■ **Written problem**: Repeat the material verbatim and drop the pictures.

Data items
- - -

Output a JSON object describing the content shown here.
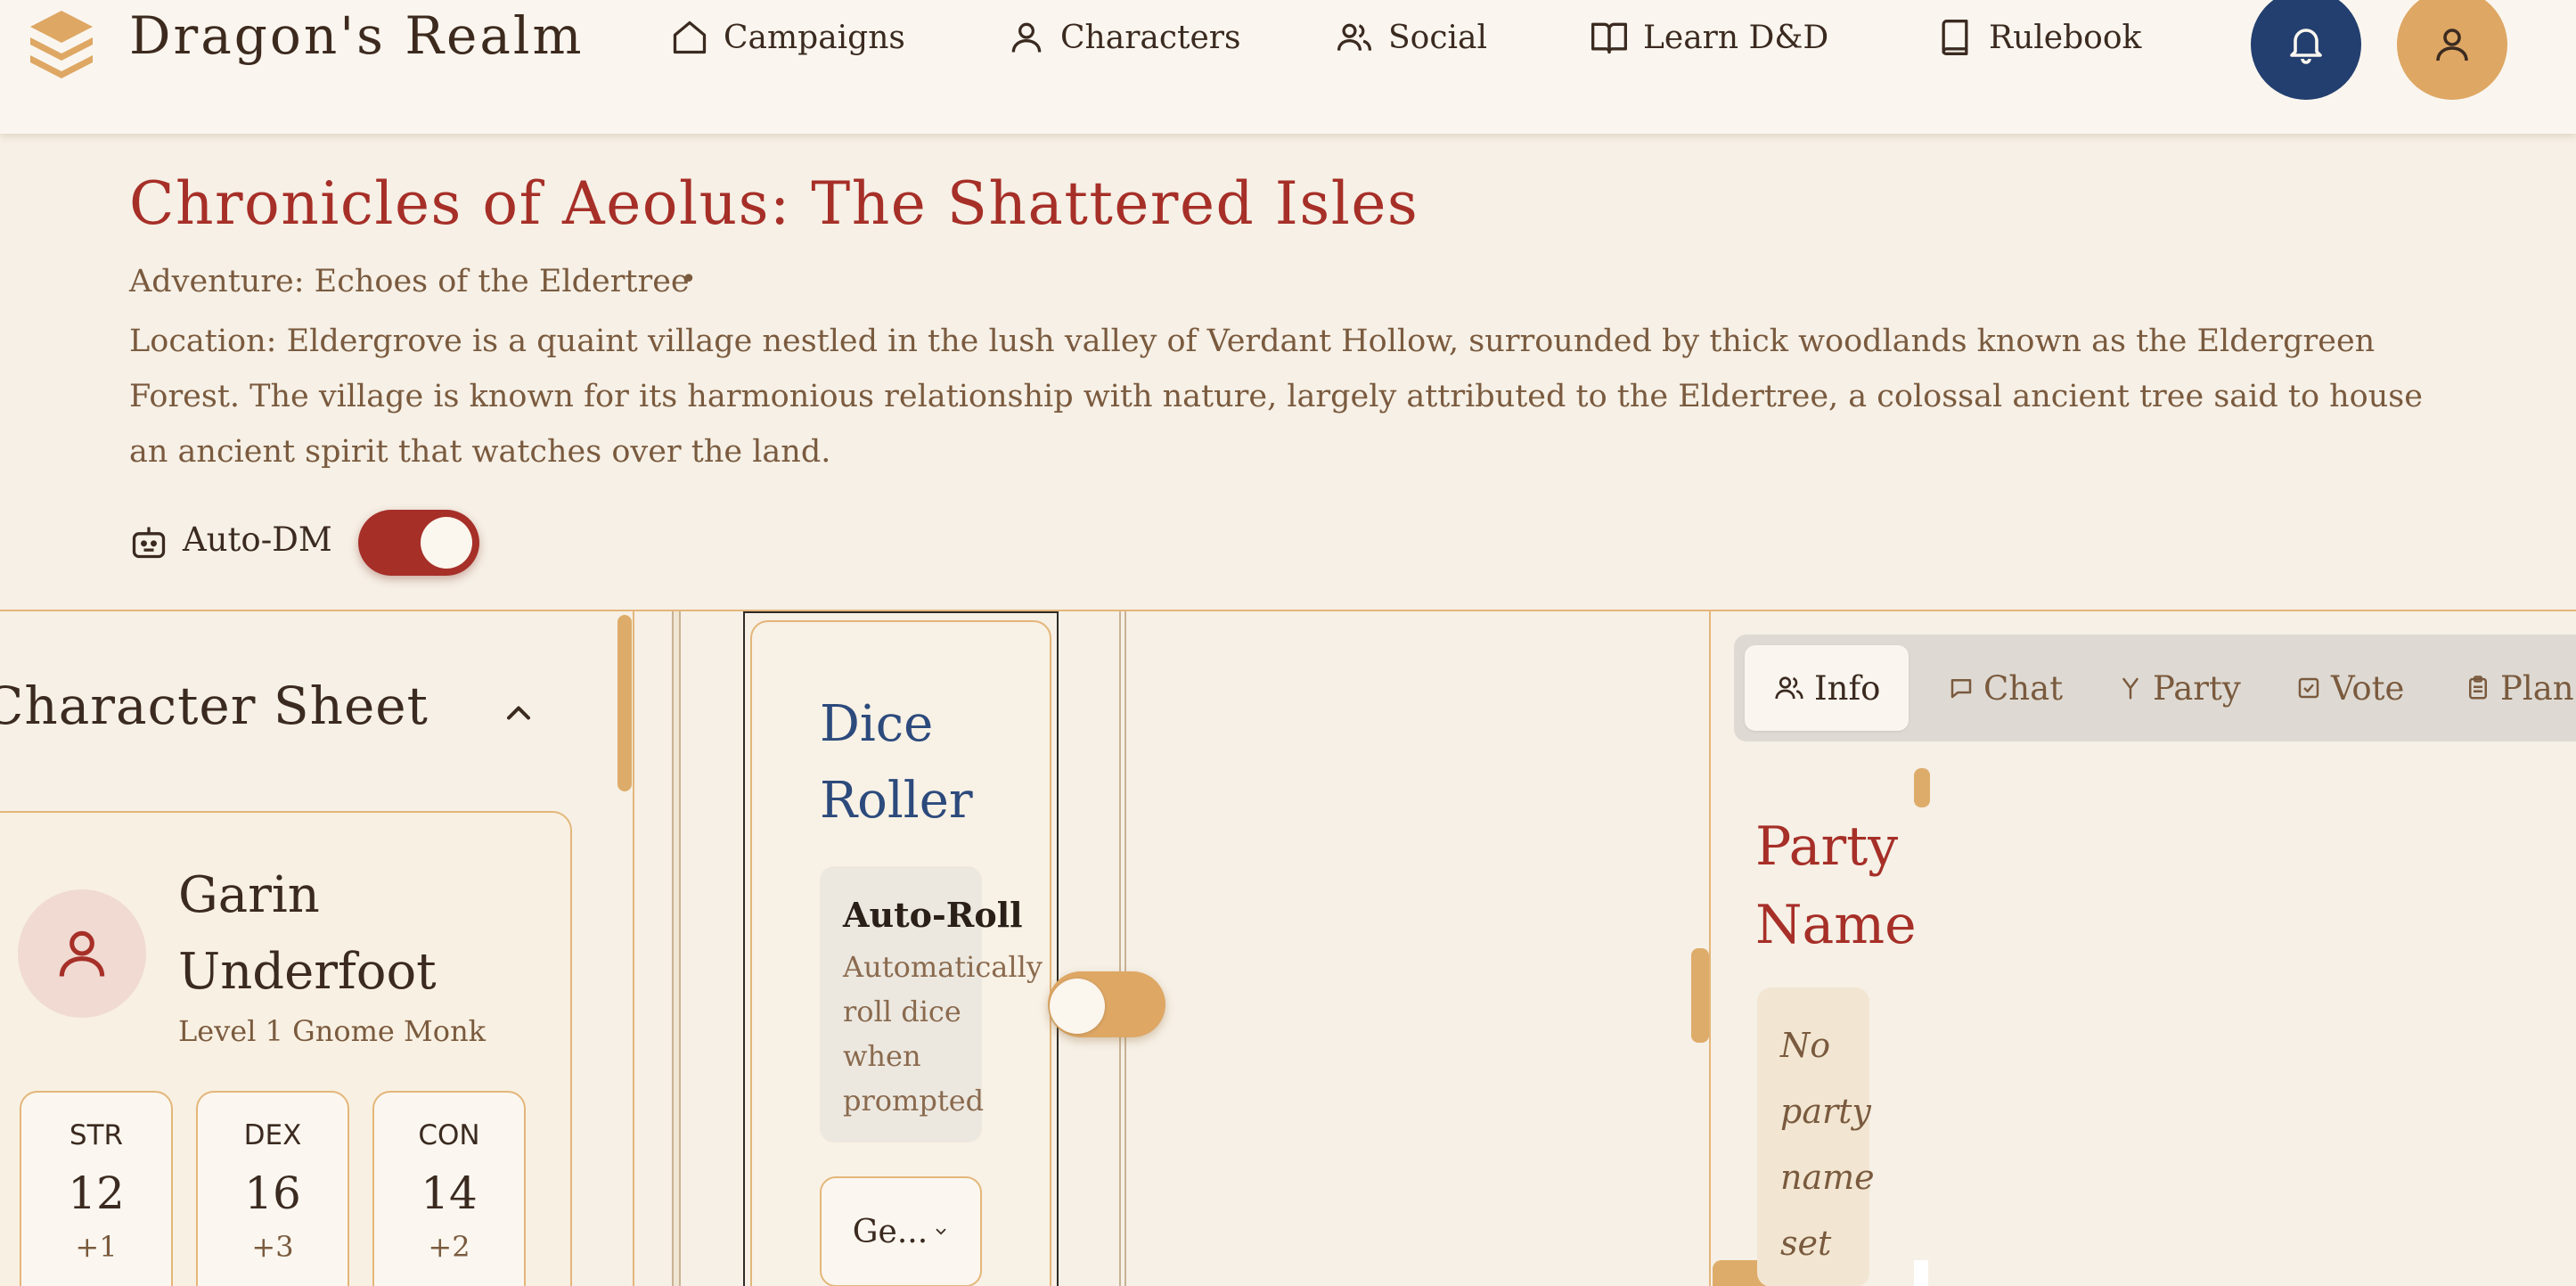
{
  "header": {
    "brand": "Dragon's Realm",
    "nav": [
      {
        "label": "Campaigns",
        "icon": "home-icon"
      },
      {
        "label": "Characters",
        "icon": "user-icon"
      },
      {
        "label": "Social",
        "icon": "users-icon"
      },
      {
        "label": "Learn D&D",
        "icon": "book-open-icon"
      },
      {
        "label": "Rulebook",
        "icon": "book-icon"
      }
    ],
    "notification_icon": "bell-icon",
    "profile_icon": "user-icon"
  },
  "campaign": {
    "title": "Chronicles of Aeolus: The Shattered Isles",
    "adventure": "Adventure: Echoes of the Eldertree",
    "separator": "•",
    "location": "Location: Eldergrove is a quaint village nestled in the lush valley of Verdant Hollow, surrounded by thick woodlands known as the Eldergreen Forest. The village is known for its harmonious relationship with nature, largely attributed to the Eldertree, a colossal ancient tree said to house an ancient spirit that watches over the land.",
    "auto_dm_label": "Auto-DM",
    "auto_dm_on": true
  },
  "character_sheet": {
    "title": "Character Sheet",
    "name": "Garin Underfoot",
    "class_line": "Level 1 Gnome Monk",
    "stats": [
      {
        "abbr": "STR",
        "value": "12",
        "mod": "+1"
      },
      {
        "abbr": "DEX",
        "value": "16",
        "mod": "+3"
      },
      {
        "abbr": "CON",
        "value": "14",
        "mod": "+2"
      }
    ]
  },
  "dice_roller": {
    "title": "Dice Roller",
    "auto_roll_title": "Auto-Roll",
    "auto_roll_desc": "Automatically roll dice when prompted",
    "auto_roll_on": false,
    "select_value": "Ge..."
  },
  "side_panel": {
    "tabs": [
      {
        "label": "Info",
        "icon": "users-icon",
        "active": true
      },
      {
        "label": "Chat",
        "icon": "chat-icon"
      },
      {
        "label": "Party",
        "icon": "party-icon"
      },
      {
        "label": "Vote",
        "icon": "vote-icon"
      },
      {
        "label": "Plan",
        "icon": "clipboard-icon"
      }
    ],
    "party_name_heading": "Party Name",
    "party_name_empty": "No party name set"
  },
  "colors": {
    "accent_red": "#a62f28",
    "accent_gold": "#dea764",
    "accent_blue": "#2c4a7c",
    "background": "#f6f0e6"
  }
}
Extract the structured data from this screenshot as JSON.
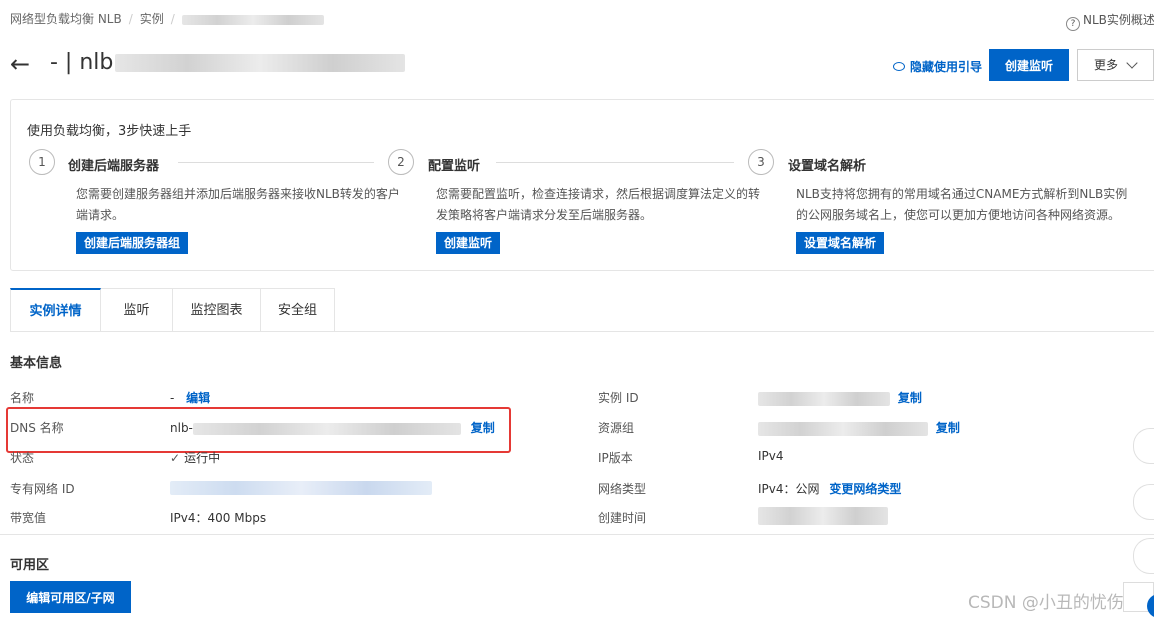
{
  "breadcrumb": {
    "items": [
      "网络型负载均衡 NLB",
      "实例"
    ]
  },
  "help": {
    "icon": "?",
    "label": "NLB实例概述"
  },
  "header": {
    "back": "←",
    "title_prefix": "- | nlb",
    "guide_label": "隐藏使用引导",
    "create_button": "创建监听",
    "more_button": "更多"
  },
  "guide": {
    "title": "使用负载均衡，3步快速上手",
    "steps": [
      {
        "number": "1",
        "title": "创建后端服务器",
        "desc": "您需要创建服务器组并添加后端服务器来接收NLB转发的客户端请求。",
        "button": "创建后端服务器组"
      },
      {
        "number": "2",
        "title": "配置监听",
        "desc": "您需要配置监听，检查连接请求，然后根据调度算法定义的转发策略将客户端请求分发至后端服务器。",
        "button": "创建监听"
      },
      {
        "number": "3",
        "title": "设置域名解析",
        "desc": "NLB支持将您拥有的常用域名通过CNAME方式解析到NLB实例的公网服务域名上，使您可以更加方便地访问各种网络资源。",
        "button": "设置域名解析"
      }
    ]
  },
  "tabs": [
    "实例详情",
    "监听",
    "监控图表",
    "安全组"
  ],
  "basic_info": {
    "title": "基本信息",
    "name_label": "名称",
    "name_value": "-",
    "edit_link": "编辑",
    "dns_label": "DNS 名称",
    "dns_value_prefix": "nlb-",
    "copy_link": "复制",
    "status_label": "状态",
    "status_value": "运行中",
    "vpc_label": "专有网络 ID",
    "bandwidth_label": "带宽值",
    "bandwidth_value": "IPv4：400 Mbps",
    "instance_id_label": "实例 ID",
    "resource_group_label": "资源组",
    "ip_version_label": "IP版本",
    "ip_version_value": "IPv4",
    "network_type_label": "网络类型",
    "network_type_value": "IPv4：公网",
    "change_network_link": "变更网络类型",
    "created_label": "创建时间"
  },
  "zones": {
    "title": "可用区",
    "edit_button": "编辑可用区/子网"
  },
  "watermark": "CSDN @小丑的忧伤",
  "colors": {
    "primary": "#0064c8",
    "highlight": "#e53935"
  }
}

- - -

■ **Response for this exercise**:
Output a JSON object describing the content shown here.
{
  "header": {
    "brand": "Dragon's Realm",
    "nav": [
      {
        "label": "Campaigns",
        "icon": "home-icon"
      },
      {
        "label": "Characters",
        "icon": "user-icon"
      },
      {
        "label": "Social",
        "icon": "users-icon"
      },
      {
        "label": "Learn D&D",
        "icon": "book-open-icon"
      },
      {
        "label": "Rulebook",
        "icon": "book-icon"
      }
    ],
    "notification_icon": "bell-icon",
    "profile_icon": "user-icon"
  },
  "campaign": {
    "title": "Chronicles of Aeolus: The Shattered Isles",
    "adventure": "Adventure: Echoes of the Eldertree",
    "separator": "•",
    "location": "Location: Eldergrove is a quaint village nestled in the lush valley of Verdant Hollow, surrounded by thick woodlands known as the Eldergreen Forest. The village is known for its harmonious relationship with nature, largely attributed to the Eldertree, a colossal ancient tree said to house an ancient spirit that watches over the land.",
    "auto_dm_label": "Auto-DM",
    "auto_dm_on": true
  },
  "character_sheet": {
    "title": "Character Sheet",
    "name": "Garin Underfoot",
    "class_line": "Level 1 Gnome Monk",
    "stats": [
      {
        "abbr": "STR",
        "value": "12",
        "mod": "+1"
      },
      {
        "abbr": "DEX",
        "value": "16",
        "mod": "+3"
      },
      {
        "abbr": "CON",
        "value": "14",
        "mod": "+2"
      }
    ]
  },
  "dice_roller": {
    "title": "Dice Roller",
    "auto_roll_title": "Auto-Roll",
    "auto_roll_desc": "Automatically roll dice when prompted",
    "auto_roll_on": false,
    "select_value": "Ge..."
  },
  "side_panel": {
    "tabs": [
      {
        "label": "Info",
        "icon": "users-icon",
        "active": true
      },
      {
        "label": "Chat",
        "icon": "chat-icon"
      },
      {
        "label": "Party",
        "icon": "party-icon"
      },
      {
        "label": "Vote",
        "icon": "vote-icon"
      },
      {
        "label": "Plan",
        "icon": "clipboard-icon"
      }
    ],
    "party_name_heading": "Party Name",
    "party_name_empty": "No party name set"
  },
  "colors": {
    "accent_red": "#a62f28",
    "accent_gold": "#dea764",
    "accent_blue": "#2c4a7c",
    "background": "#f6f0e6"
  }
}
Extract the structured data from this screenshot as JSON.
{
  "breadcrumb": {
    "items": [
      "网络型负载均衡 NLB",
      "实例"
    ]
  },
  "help": {
    "icon": "?",
    "label": "NLB实例概述"
  },
  "header": {
    "back": "←",
    "title_prefix": "- | nlb",
    "guide_label": "隐藏使用引导",
    "create_button": "创建监听",
    "more_button": "更多"
  },
  "guide": {
    "title": "使用负载均衡，3步快速上手",
    "steps": [
      {
        "number": "1",
        "title": "创建后端服务器",
        "desc": "您需要创建服务器组并添加后端服务器来接收NLB转发的客户端请求。",
        "button": "创建后端服务器组"
      },
      {
        "number": "2",
        "title": "配置监听",
        "desc": "您需要配置监听，检查连接请求，然后根据调度算法定义的转发策略将客户端请求分发至后端服务器。",
        "button": "创建监听"
      },
      {
        "number": "3",
        "title": "设置域名解析",
        "desc": "NLB支持将您拥有的常用域名通过CNAME方式解析到NLB实例的公网服务域名上，使您可以更加方便地访问各种网络资源。",
        "button": "设置域名解析"
      }
    ]
  },
  "tabs": [
    "实例详情",
    "监听",
    "监控图表",
    "安全组"
  ],
  "basic_info": {
    "title": "基本信息",
    "name_label": "名称",
    "name_value": "-",
    "edit_link": "编辑",
    "dns_label": "DNS 名称",
    "dns_value_prefix": "nlb-",
    "copy_link": "复制",
    "status_label": "状态",
    "status_value": "运行中",
    "vpc_label": "专有网络 ID",
    "bandwidth_label": "带宽值",
    "bandwidth_value": "IPv4：400 Mbps",
    "instance_id_label": "实例 ID",
    "resource_group_label": "资源组",
    "ip_version_label": "IP版本",
    "ip_version_value": "IPv4",
    "network_type_label": "网络类型",
    "network_type_value": "IPv4：公网",
    "change_network_link": "变更网络类型",
    "created_label": "创建时间"
  },
  "zones": {
    "title": "可用区",
    "edit_button": "编辑可用区/子网"
  },
  "watermark": "CSDN @小丑的忧伤",
  "colors": {
    "primary": "#0064c8",
    "highlight": "#e53935"
  }
}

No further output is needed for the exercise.